- Problem to work on: From the entries below, pull out each line where "this" appears.
◇ ◇ ◇
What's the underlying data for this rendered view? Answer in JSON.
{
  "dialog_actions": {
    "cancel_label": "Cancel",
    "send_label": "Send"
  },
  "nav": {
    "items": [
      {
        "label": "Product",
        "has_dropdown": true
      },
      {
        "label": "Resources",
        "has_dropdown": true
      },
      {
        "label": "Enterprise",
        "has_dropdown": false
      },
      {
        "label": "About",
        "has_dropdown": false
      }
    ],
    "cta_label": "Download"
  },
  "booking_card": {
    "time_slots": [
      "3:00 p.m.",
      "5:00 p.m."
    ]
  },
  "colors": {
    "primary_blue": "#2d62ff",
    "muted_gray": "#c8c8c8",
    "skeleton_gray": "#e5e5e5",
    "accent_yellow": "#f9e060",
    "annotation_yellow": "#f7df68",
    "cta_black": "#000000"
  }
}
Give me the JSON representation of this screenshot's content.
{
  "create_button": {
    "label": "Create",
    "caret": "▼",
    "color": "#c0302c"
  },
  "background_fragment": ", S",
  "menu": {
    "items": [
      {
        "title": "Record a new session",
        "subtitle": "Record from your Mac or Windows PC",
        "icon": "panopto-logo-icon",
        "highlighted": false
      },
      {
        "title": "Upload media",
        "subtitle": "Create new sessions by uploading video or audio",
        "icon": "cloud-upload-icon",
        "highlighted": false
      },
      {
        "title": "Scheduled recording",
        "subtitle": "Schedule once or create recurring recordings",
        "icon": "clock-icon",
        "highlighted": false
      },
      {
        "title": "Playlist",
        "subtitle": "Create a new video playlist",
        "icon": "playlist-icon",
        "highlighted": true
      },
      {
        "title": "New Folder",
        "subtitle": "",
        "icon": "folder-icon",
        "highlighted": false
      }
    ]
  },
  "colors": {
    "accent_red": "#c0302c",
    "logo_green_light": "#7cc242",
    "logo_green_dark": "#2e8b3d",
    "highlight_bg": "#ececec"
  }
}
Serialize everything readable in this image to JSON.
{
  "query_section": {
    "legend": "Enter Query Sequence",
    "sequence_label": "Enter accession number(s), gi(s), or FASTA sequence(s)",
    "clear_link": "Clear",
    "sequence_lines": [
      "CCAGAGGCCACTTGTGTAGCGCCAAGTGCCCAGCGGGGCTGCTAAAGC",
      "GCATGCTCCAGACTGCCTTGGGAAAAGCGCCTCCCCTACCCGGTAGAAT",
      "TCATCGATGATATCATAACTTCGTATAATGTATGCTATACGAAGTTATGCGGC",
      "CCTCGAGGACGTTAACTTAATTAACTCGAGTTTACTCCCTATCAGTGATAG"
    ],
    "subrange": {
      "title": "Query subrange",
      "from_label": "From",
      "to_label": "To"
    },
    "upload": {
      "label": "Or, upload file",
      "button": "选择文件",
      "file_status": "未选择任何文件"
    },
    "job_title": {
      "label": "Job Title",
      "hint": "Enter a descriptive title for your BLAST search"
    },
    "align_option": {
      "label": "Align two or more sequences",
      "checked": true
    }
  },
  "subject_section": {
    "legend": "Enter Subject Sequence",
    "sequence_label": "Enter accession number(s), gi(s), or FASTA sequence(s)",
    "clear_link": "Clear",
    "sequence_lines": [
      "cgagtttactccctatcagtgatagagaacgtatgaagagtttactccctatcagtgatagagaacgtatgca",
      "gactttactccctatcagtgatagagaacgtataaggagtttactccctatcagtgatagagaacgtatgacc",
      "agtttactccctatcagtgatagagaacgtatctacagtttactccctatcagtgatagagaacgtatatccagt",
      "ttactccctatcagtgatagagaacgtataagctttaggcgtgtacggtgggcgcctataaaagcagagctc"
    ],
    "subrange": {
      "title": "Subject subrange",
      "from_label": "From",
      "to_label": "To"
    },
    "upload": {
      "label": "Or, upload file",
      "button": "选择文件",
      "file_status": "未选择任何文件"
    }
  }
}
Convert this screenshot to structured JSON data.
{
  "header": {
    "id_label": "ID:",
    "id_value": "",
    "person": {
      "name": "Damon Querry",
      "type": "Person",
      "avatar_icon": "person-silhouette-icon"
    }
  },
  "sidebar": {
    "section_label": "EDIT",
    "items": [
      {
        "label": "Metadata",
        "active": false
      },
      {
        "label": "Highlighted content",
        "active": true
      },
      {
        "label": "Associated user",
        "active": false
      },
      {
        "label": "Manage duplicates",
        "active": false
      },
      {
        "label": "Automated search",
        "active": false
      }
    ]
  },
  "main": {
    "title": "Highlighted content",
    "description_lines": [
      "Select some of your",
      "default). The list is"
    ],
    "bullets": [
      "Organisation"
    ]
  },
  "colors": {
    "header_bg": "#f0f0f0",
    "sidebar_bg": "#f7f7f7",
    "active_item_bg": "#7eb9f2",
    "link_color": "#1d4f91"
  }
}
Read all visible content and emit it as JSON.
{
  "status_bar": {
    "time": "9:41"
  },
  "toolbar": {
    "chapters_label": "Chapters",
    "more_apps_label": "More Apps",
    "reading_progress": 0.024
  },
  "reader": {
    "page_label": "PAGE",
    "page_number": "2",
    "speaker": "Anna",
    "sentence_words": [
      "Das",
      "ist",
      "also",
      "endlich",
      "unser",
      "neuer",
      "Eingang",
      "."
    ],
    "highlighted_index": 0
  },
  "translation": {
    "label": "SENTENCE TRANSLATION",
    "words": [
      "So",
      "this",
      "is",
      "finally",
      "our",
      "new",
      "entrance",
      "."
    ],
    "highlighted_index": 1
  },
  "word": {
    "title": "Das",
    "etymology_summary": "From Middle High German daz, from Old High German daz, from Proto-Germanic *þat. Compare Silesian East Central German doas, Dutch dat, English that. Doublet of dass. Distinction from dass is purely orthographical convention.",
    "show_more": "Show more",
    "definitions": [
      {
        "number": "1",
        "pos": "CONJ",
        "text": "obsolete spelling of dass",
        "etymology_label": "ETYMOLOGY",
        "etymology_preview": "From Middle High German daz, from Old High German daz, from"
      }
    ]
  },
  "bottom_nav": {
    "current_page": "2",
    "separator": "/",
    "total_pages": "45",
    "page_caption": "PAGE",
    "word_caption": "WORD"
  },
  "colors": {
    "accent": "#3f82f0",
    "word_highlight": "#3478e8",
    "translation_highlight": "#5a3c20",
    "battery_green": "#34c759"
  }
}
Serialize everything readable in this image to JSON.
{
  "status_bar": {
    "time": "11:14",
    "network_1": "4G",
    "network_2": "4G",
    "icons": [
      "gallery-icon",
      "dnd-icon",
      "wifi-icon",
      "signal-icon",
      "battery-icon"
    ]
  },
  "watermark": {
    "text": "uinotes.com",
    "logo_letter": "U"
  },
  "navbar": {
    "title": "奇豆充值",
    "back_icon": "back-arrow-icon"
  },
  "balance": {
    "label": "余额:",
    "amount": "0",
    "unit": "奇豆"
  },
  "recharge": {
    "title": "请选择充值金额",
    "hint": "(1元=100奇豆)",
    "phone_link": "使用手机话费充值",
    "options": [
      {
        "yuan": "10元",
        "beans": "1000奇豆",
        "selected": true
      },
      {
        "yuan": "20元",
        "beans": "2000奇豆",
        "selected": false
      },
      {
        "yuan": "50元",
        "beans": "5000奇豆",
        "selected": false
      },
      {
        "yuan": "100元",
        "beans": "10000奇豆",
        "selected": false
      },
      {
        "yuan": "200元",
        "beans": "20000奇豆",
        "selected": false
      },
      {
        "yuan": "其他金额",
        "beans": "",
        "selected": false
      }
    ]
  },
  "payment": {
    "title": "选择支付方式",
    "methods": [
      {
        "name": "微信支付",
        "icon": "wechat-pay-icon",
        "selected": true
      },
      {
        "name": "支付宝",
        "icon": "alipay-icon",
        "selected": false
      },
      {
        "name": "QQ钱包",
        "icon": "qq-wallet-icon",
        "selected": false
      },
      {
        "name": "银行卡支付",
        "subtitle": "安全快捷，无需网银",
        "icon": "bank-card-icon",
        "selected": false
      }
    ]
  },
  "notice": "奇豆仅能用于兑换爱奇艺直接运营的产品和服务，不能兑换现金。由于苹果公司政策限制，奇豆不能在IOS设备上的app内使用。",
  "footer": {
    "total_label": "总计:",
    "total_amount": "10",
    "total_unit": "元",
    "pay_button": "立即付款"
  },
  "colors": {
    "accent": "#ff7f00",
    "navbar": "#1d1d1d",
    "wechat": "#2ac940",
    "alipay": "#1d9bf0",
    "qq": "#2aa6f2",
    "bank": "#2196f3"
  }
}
◇ ◇ ◇
- Solution:
What's the underlying data for this rendered view? Answer in JSON.
Give me the JSON representation of this screenshot's content.
Serialize everything readable in this image to JSON.
Convert this screenshot to structured JSON data.
      "this",
Serialize everything readable in this image to JSON.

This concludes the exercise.